# Work item
When you repeat the listing, keep every character as it is.

# Input data
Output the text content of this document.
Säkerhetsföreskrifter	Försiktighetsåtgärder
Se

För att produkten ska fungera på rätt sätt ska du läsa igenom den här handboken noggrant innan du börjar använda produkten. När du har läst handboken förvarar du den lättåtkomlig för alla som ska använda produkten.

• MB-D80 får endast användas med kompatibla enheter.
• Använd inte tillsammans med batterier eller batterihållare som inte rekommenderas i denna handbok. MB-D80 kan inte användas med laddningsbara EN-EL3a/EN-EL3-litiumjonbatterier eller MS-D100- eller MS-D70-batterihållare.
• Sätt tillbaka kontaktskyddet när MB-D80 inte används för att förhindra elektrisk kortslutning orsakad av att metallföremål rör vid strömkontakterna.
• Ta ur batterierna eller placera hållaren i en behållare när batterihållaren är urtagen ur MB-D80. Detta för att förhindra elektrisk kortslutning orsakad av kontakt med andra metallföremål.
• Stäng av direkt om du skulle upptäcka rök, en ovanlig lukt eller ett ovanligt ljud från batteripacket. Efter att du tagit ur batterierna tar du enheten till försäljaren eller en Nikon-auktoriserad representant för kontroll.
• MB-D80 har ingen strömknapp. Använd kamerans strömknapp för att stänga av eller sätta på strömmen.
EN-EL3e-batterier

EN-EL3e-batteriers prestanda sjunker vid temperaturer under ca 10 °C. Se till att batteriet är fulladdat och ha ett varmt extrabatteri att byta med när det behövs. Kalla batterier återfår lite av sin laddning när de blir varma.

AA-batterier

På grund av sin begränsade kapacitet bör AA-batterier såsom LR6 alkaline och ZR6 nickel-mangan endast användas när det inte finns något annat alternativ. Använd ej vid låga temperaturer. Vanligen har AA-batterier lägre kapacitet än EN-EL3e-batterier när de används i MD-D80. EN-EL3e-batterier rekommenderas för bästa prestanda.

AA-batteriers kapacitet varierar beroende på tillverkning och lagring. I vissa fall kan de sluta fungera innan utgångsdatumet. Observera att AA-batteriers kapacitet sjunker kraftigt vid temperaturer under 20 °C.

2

# Answer box
Output the text content of this document.
Säkerhetsföreskrifter	Försiktighetsåtgärder
Se

För att produkten ska fungera på rätt sätt ska du läsa igenom den här handboken noggrant innan du börjar använda produkten. När du har läst handboken förvarar du den lättåtkomlig för alla som ska använda produkten.

• MB-D80 får endast användas med kompatibla enheter.
• Använd inte tillsammans med batterier eller batterihållare som inte rekommenderas i denna handbok. MB-D80 kan inte användas med laddningsbara EN-EL3a/EN-EL3-litiumjonbatterier eller MS-D100- eller MS-D70-batterihållare.
• Sätt tillbaka kontaktskyddet när MB-D80 inte används för att förhindra elektrisk kortslutning orsakad av att metallföremål rör vid strömkontakterna.
• Ta ur batterierna eller placera hållaren i en behållare när batterihållaren är urtagen ur MB-D80. Detta för att förhindra elektrisk kortslutning orsakad av kontakt med andra metallföremål.
• Stäng av direkt om du skulle upptäcka rök, en ovanlig lukt eller ett ovanligt ljud från batteripacket. Efter att du tagit ur batterierna tar du enheten till försäljaren eller en Nikon-auktoriserad representant för kontroll.
• MB-D80 har ingen strömknapp. Använd kamerans strömknapp för att stänga av eller sätta på strömmen.
EN-EL3e-batterier

EN-EL3e-batteriers prestanda sjunker vid temperaturer under ca 10 °C. Se till att batteriet är fulladdat och ha ett varmt extrabatteri att byta med när det behövs. Kalla batterier återfår lite av sin laddning när de blir varma.

AA-batterier

På grund av sin begränsade kapacitet bör AA-batterier såsom LR6 alkaline och ZR6 nickel-mangan endast användas när det inte finns något annat alternativ. Använd ej vid låga temperaturer. Vanligen har AA-batterier lägre kapacitet än EN-EL3e-batterier när de används i MD-D80. EN-EL3e-batterier rekommenderas för bästa prestanda.

AA-batteriers kapacitet varierar beroende på tillverkning och lagring. I vissa fall kan de sluta fungera innan utgångsdatumet. Observera att AA-batteriers kapacitet sjunker kraftigt vid temperaturer under 20 °C.

2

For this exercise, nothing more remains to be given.